REQUIRED TASK
Select each line where the word "чему" appears.

MATERIALS PROVIDED

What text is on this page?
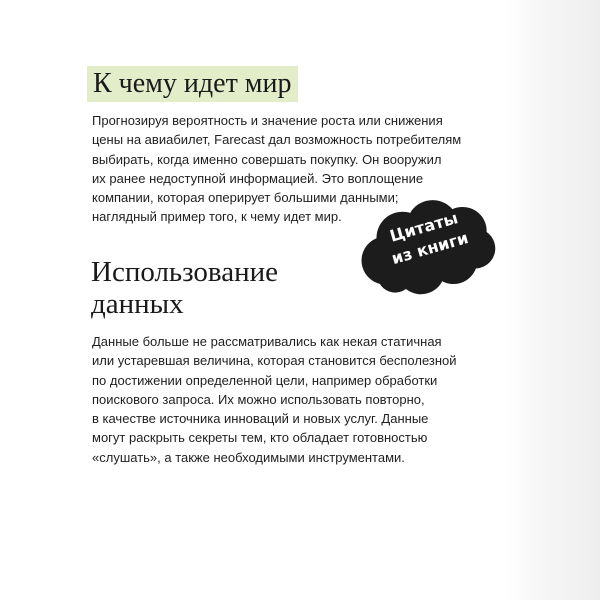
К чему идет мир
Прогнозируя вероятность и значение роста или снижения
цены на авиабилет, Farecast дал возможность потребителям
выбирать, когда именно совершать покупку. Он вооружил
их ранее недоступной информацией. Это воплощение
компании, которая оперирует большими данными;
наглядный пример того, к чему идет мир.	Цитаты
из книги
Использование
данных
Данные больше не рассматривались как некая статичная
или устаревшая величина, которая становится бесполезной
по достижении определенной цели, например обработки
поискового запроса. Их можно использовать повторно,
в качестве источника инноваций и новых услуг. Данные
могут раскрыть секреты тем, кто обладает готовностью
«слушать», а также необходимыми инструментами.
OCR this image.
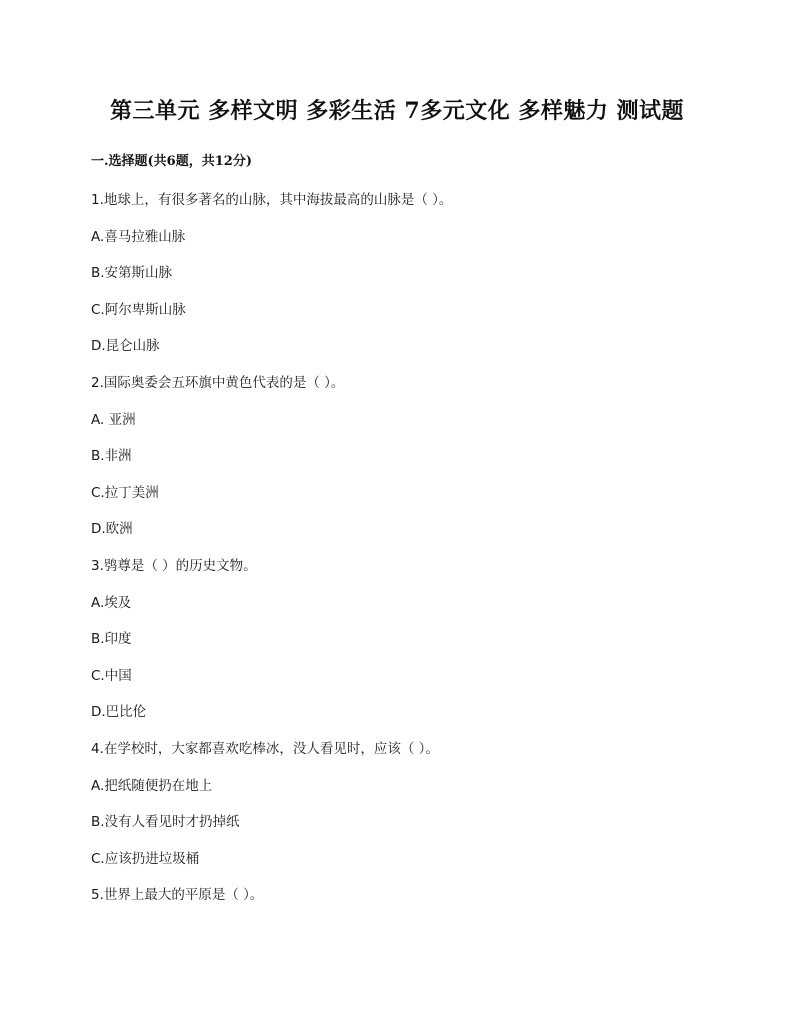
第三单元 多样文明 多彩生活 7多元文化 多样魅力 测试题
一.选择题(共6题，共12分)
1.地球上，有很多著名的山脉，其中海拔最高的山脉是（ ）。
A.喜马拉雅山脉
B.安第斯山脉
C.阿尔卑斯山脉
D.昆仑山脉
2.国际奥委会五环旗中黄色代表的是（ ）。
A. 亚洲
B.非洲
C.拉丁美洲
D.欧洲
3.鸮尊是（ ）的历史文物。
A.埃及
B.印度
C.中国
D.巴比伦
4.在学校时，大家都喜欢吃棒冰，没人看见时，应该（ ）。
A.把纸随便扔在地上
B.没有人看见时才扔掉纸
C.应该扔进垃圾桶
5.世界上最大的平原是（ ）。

PROBLEM SOLUTION
К чему идет мир
наглядный пример того, к чему идет мир.	Цитаты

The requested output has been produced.